● REQUIREMENTS
Show every line in the entries below where the word "POLOSHIRT" appears.

--- DATA EXTRACT ---

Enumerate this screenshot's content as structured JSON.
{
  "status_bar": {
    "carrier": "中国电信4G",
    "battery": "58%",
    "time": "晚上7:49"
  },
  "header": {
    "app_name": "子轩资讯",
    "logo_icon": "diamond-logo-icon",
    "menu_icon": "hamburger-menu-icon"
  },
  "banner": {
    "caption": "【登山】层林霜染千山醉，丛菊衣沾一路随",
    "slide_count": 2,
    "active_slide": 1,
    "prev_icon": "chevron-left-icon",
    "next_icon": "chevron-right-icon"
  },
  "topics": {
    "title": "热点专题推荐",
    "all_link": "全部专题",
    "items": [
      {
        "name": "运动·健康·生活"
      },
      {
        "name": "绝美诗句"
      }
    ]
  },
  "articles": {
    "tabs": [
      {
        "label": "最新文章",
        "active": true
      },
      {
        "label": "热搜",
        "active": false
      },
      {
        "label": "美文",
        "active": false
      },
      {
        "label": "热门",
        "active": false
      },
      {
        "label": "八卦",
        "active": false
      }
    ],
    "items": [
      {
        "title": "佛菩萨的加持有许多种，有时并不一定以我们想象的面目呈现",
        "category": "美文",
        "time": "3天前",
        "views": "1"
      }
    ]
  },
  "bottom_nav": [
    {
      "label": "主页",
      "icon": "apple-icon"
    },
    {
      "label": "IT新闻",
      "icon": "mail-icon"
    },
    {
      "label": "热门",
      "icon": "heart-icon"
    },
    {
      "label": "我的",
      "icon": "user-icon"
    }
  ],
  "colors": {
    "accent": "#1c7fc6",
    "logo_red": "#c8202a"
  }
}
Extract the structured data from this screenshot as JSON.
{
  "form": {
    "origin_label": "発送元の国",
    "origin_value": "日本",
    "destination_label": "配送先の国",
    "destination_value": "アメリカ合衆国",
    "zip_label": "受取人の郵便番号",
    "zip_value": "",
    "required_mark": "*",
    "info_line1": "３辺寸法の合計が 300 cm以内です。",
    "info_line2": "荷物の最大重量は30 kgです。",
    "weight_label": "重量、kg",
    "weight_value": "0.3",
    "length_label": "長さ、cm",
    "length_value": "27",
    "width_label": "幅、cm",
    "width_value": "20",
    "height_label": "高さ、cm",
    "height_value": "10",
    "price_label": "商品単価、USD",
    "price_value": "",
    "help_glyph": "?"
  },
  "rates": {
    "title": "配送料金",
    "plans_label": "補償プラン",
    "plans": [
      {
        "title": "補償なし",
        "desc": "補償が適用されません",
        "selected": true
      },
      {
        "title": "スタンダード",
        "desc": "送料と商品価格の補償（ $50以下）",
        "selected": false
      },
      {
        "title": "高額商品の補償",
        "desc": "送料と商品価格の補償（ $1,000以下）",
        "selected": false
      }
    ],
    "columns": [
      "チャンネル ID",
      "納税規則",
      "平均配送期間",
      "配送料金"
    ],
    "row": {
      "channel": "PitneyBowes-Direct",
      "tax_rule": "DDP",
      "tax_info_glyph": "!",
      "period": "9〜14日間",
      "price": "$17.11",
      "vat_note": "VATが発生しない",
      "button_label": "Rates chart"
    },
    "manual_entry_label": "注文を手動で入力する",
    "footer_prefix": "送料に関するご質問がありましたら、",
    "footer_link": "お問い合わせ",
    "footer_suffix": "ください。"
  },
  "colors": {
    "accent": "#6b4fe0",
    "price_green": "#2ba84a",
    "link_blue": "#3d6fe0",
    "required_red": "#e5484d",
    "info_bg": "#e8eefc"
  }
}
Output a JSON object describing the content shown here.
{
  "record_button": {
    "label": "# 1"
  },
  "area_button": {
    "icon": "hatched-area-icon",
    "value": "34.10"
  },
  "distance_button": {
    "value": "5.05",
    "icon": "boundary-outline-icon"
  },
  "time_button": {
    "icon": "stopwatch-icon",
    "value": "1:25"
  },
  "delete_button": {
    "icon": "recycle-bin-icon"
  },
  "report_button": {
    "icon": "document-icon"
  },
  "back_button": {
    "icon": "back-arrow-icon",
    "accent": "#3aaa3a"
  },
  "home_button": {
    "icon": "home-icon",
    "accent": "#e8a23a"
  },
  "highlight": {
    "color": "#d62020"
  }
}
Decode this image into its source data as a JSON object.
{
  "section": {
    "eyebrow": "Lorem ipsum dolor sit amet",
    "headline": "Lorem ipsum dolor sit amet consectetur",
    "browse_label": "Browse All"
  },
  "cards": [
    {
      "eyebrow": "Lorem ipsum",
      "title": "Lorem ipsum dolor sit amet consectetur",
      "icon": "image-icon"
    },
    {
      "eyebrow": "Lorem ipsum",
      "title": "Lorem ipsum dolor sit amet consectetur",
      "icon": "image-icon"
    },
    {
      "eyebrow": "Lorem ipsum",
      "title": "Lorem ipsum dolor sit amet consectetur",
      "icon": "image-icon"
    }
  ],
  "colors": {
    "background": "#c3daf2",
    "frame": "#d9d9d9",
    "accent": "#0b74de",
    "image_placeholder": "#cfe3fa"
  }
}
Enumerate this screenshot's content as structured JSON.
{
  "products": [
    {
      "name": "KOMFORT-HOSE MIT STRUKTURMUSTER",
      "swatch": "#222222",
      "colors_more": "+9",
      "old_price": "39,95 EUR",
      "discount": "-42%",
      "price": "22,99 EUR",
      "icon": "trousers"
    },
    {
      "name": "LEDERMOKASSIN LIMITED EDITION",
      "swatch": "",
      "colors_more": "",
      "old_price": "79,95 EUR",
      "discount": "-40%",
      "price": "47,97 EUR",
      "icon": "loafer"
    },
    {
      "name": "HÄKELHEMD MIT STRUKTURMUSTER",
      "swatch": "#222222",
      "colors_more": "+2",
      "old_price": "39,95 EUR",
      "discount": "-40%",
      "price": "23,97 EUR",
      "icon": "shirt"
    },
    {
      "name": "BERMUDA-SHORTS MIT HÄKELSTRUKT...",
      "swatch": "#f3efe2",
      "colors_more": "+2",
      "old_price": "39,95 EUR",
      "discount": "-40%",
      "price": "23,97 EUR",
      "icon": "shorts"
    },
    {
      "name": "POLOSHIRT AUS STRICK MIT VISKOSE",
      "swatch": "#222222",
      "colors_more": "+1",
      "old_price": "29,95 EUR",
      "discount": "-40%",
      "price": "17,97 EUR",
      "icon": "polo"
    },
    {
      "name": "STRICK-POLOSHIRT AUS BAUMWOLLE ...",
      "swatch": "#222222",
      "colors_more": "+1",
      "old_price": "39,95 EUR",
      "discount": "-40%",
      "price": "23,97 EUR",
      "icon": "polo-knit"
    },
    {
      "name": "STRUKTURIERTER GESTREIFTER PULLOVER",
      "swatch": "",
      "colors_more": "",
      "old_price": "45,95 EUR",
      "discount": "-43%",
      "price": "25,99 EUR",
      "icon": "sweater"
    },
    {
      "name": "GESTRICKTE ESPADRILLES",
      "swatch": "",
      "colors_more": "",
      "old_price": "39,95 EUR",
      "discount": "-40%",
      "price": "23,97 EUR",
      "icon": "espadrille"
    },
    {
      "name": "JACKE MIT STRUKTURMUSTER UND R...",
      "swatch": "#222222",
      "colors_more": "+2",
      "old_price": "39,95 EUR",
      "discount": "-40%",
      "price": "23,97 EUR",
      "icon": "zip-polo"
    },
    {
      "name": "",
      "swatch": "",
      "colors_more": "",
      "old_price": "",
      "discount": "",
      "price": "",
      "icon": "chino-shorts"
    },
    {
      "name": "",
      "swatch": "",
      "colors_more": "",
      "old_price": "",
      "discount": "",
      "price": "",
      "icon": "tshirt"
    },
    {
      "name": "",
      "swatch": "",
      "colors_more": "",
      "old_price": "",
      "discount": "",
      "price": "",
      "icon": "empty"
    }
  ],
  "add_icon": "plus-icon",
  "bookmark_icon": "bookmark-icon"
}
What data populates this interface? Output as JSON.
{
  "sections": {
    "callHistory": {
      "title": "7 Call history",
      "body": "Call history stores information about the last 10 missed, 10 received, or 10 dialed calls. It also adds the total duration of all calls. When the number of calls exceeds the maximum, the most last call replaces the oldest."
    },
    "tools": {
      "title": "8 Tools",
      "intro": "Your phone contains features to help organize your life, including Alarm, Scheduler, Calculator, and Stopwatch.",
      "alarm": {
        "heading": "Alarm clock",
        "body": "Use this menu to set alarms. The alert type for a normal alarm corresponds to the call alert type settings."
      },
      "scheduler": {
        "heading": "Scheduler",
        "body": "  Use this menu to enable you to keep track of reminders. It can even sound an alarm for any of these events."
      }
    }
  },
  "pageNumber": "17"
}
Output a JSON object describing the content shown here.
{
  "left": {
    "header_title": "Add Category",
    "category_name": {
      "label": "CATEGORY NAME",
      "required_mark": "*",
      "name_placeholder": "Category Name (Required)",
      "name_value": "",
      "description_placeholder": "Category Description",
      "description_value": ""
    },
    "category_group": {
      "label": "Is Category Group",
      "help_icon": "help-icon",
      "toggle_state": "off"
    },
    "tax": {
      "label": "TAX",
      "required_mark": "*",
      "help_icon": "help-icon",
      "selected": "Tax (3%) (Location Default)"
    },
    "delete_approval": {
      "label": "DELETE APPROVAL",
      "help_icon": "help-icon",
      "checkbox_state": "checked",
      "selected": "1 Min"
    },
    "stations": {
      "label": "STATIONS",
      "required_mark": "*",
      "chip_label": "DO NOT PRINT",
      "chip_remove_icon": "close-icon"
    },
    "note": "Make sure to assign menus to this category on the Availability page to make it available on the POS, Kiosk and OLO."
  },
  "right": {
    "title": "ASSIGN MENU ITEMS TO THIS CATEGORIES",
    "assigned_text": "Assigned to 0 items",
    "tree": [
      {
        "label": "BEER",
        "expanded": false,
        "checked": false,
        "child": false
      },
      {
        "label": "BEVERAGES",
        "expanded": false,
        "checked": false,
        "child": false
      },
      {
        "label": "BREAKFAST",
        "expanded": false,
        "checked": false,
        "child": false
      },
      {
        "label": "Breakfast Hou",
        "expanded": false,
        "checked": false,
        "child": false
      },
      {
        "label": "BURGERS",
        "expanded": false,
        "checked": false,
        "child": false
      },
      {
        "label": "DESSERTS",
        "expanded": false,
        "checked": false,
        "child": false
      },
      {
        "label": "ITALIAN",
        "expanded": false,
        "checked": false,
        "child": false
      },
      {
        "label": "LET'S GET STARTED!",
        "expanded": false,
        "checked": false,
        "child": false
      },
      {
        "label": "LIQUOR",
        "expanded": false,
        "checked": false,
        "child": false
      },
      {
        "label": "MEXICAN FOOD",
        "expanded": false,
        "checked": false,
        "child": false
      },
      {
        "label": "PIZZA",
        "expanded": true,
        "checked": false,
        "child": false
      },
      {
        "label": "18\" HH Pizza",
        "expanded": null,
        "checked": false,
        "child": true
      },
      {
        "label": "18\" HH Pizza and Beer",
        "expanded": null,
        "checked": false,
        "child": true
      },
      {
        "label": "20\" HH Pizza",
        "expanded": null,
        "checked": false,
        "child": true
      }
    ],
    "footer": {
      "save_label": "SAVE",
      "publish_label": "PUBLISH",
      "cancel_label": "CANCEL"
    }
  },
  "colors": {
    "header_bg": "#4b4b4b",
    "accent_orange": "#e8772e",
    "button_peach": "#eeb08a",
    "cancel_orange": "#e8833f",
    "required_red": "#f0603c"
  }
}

---

● SOLUTION TO THIS PROBLEM
      "name": "POLOSHIRT AUS STRICK MIT VISKOSE",
      "name": "STRICK-POLOSHIRT AUS BAUMWOLLE ...",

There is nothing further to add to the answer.